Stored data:
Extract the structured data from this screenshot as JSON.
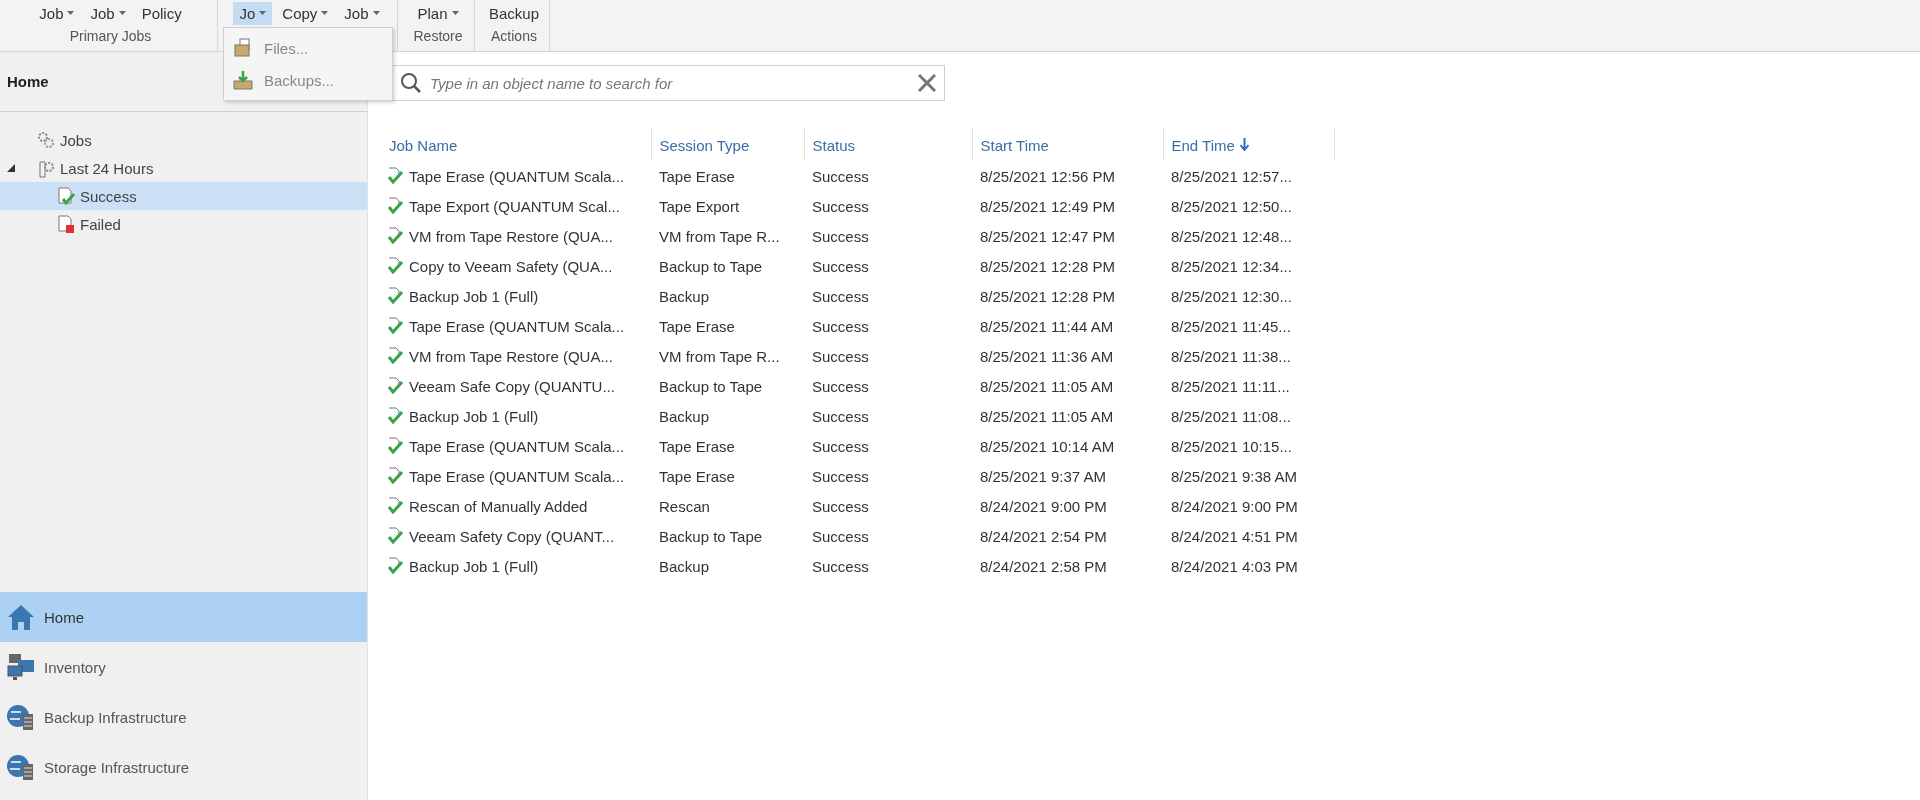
{
  "ribbon": {
    "groups": [
      {
        "label": "Primary Jobs",
        "buttons": [
          {
            "label": "Job",
            "dropdown": true,
            "selected": false
          },
          {
            "label": "Job",
            "dropdown": true,
            "selected": false
          },
          {
            "label": "Policy",
            "dropdown": false,
            "selected": false
          }
        ]
      },
      {
        "buttons": [
          {
            "label": "Jo",
            "dropdown": true,
            "selected": true
          },
          {
            "label": "Copy",
            "dropdown": true,
            "selected": false
          },
          {
            "label": "Job",
            "dropdown": true,
            "selected": false
          }
        ]
      },
      {
        "label": "Restore",
        "buttons": [
          {
            "label": "Plan",
            "dropdown": true,
            "selected": false
          }
        ]
      },
      {
        "label": "Actions",
        "buttons": [
          {
            "label": "Backup",
            "dropdown": false,
            "selected": false
          }
        ]
      }
    ]
  },
  "dropdown_menu": {
    "items": [
      {
        "label": "Files..."
      },
      {
        "label": "Backups..."
      }
    ]
  },
  "sidebar": {
    "title": "Home",
    "tree": [
      {
        "label": "Jobs",
        "kind": "jobs",
        "selected": false
      },
      {
        "label": "Last 24 Hours",
        "kind": "history",
        "selected": false,
        "expanded": true,
        "children": [
          {
            "label": "Success",
            "kind": "success",
            "selected": true
          },
          {
            "label": "Failed",
            "kind": "failed",
            "selected": false
          }
        ]
      }
    ],
    "nav": [
      {
        "label": "Home",
        "selected": true
      },
      {
        "label": "Inventory",
        "selected": false
      },
      {
        "label": "Backup Infrastructure",
        "selected": false
      },
      {
        "label": "Storage Infrastructure",
        "selected": false
      }
    ]
  },
  "search": {
    "placeholder": "Type in an object name to search for"
  },
  "table": {
    "columns": [
      {
        "label": "Job Name"
      },
      {
        "label": "Session Type"
      },
      {
        "label": "Status"
      },
      {
        "label": "Start Time"
      },
      {
        "label": "End Time",
        "sorted_descending": true
      }
    ],
    "rows": [
      [
        "Tape Erase (QUANTUM Scala...",
        "Tape Erase",
        "Success",
        "8/25/2021 12:56 PM",
        "8/25/2021 12:57..."
      ],
      [
        "Tape Export (QUANTUM Scal...",
        "Tape Export",
        "Success",
        "8/25/2021 12:49 PM",
        "8/25/2021 12:50..."
      ],
      [
        "VM from Tape Restore (QUA...",
        "VM from Tape R...",
        "Success",
        "8/25/2021 12:47 PM",
        "8/25/2021 12:48..."
      ],
      [
        "Copy to Veeam Safety (QUA...",
        "Backup to Tape",
        "Success",
        "8/25/2021 12:28 PM",
        "8/25/2021 12:34..."
      ],
      [
        "Backup Job 1 (Full)",
        "Backup",
        "Success",
        "8/25/2021 12:28 PM",
        "8/25/2021 12:30..."
      ],
      [
        "Tape Erase (QUANTUM Scala...",
        "Tape Erase",
        "Success",
        "8/25/2021 11:44 AM",
        "8/25/2021 11:45..."
      ],
      [
        "VM from Tape Restore (QUA...",
        "VM from Tape R...",
        "Success",
        "8/25/2021 11:36 AM",
        "8/25/2021 11:38..."
      ],
      [
        "Veeam Safe Copy (QUANTU...",
        "Backup to Tape",
        "Success",
        "8/25/2021 11:05 AM",
        "8/25/2021 11:11..."
      ],
      [
        "Backup Job 1 (Full)",
        "Backup",
        "Success",
        "8/25/2021 11:05 AM",
        "8/25/2021 11:08..."
      ],
      [
        "Tape Erase (QUANTUM Scala...",
        "Tape Erase",
        "Success",
        "8/25/2021 10:14 AM",
        "8/25/2021 10:15..."
      ],
      [
        "Tape Erase (QUANTUM Scala...",
        "Tape Erase",
        "Success",
        "8/25/2021 9:37 AM",
        "8/25/2021 9:38 AM"
      ],
      [
        "Rescan of Manually Added",
        "Rescan",
        "Success",
        "8/24/2021 9:00 PM",
        "8/24/2021 9:00 PM"
      ],
      [
        "Veeam Safety Copy (QUANT...",
        "Backup to Tape",
        "Success",
        "8/24/2021 2:54 PM",
        "8/24/2021 4:51 PM"
      ],
      [
        "Backup Job 1 (Full)",
        "Backup",
        "Success",
        "8/24/2021 2:58 PM",
        "8/24/2021 4:03 PM"
      ]
    ]
  }
}
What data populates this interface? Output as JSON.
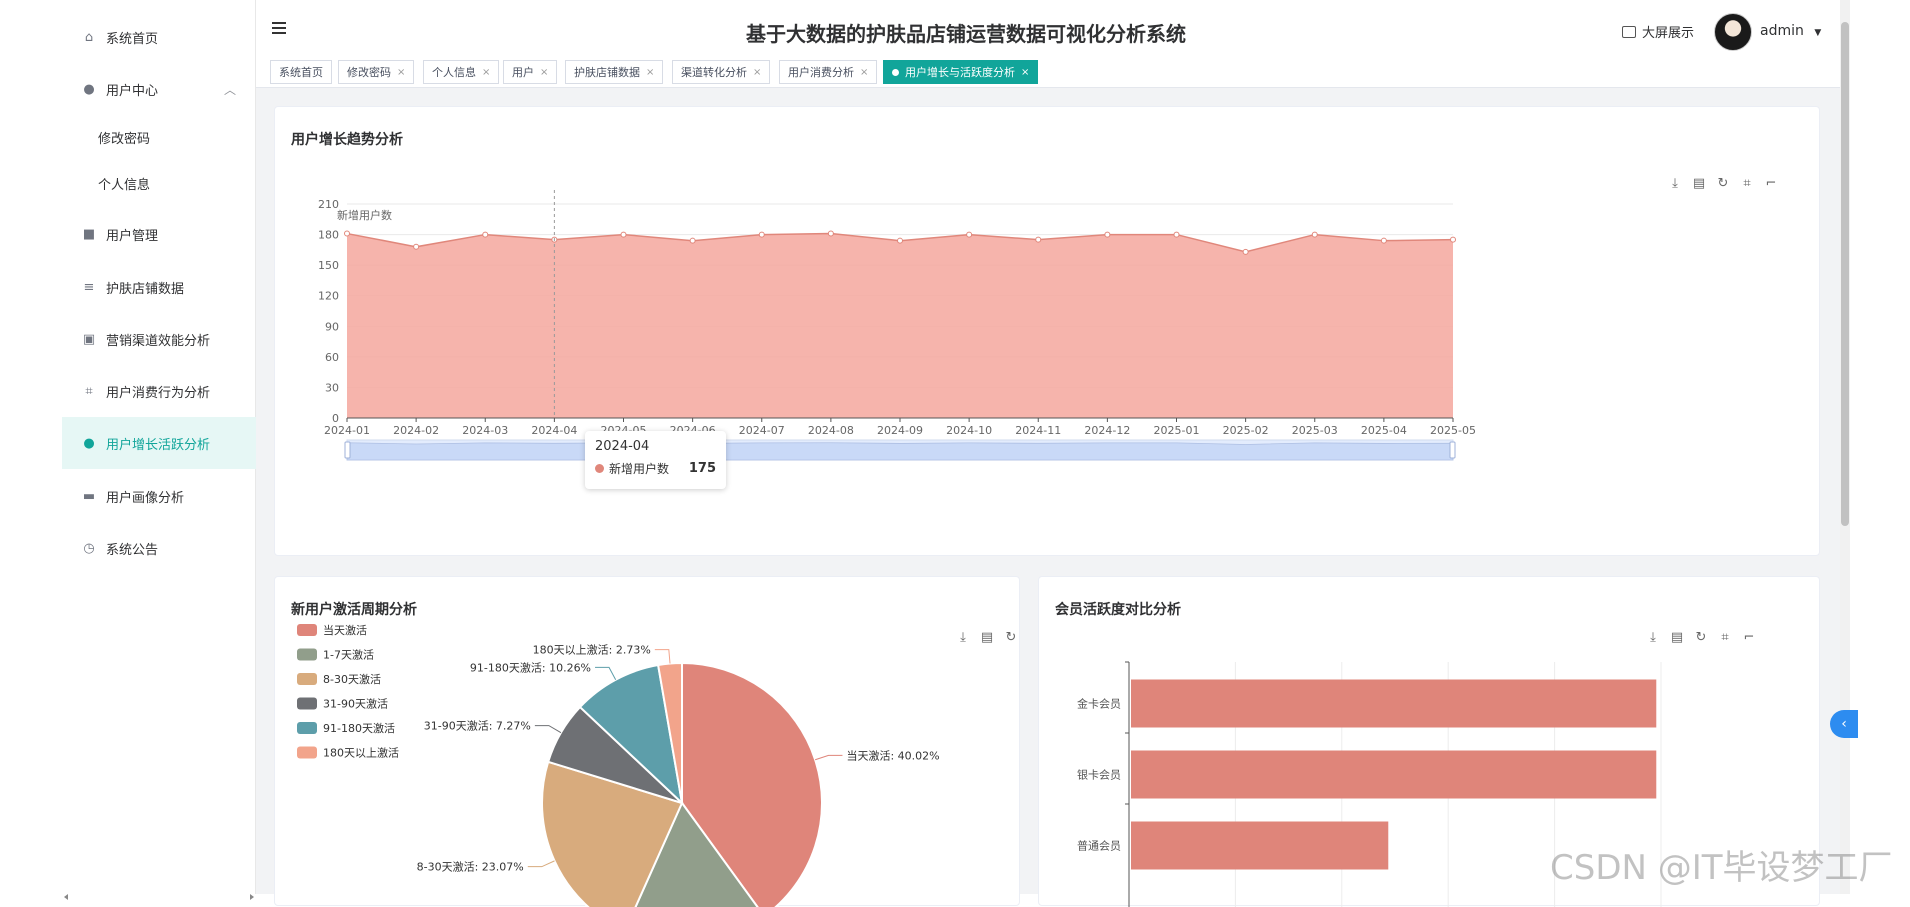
{
  "app": {
    "title": "基于大数据的护肤品店铺运营数据可视化分析系统",
    "bigscreen_label": "大屏展示",
    "user_name": "admin"
  },
  "sidebar": {
    "items": [
      {
        "label": "系统首页",
        "icon": "home-icon"
      },
      {
        "label": "用户中心",
        "icon": "user-icon"
      },
      {
        "label": "修改密码",
        "icon": ""
      },
      {
        "label": "个人信息",
        "icon": ""
      },
      {
        "label": "用户管理",
        "icon": "folder-icon"
      },
      {
        "label": "护肤店铺数据",
        "icon": "list-icon"
      },
      {
        "label": "营销渠道效能分析",
        "icon": "chart-icon"
      },
      {
        "label": "用户消费行为分析",
        "icon": "crop-icon"
      },
      {
        "label": "用户增长活跃分析",
        "icon": "user-icon"
      },
      {
        "label": "用户画像分析",
        "icon": "message-icon"
      },
      {
        "label": "系统公告",
        "icon": "clock-icon"
      }
    ]
  },
  "tabs": [
    {
      "label": "系统首页"
    },
    {
      "label": "修改密码"
    },
    {
      "label": "个人信息"
    },
    {
      "label": "用户"
    },
    {
      "label": "护肤店铺数据"
    },
    {
      "label": "渠道转化分析"
    },
    {
      "label": "用户消费分析"
    },
    {
      "label": "用户增长与活跃度分析"
    }
  ],
  "watermark": "CSDN @IT毕设梦工厂",
  "colors": {
    "accent": "#11a59a",
    "area": "#f4a79d",
    "line": "#e0877b",
    "bar": "#df857a"
  },
  "chart_data": [
    {
      "type": "area",
      "title": "用户增长趋势分析",
      "ylabel": "新增用户数",
      "x": [
        "2024-01",
        "2024-02",
        "2024-03",
        "2024-04",
        "2024-05",
        "2024-06",
        "2024-07",
        "2024-08",
        "2024-09",
        "2024-10",
        "2024-11",
        "2024-12",
        "2025-01",
        "2025-02",
        "2025-03",
        "2025-04",
        "2025-05"
      ],
      "series": [
        {
          "name": "新增用户数",
          "values": [
            181,
            168,
            180,
            175,
            180,
            174,
            180,
            181,
            174,
            180,
            175,
            180,
            180,
            163,
            180,
            174,
            175
          ]
        }
      ],
      "ylim": [
        0,
        210
      ],
      "yticks": [
        0,
        30,
        60,
        90,
        120,
        150,
        180,
        210
      ],
      "tooltip": {
        "x": "2024-04",
        "series": "新增用户数",
        "value": "175"
      },
      "grid": true
    },
    {
      "type": "pie",
      "title": "新用户激活周期分析",
      "legend_position": "top-left",
      "slices": [
        {
          "name": "当天激活",
          "value": 40.02,
          "label": "当天激活: 40.02%",
          "color": "#df857a"
        },
        {
          "name": "1-7天激活",
          "value": 16.69,
          "label": "",
          "color": "#919e8b"
        },
        {
          "name": "8-30天激活",
          "value": 23.07,
          "label": "8-30天激活: 23.07%",
          "color": "#d8ab7d"
        },
        {
          "name": "31-90天激活",
          "value": 7.27,
          "label": "31-90天激活: 7.27%",
          "color": "#6e7074"
        },
        {
          "name": "91-180天激活",
          "value": 10.26,
          "label": "91-180天激活: 10.26%",
          "color": "#5d9eaa"
        },
        {
          "name": "180天以上激活",
          "value": 2.73,
          "label": "180天以上激活: 2.73%",
          "color": "#f2a48b"
        }
      ]
    },
    {
      "type": "bar",
      "orientation": "horizontal",
      "title": "会员活跃度对比分析",
      "categories": [
        "金卡会员",
        "银卡会员",
        "普通会员"
      ],
      "values": [
        0.98,
        0.98,
        0.48
      ],
      "value_scale": "fraction of visible axis width"
    }
  ]
}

WHAT IS NEEDED:
Scan the material line by line and report each one that contains "Export".

SOLUTION:
        "Tape Export (QUANTUM Scal...",
        "Tape Export",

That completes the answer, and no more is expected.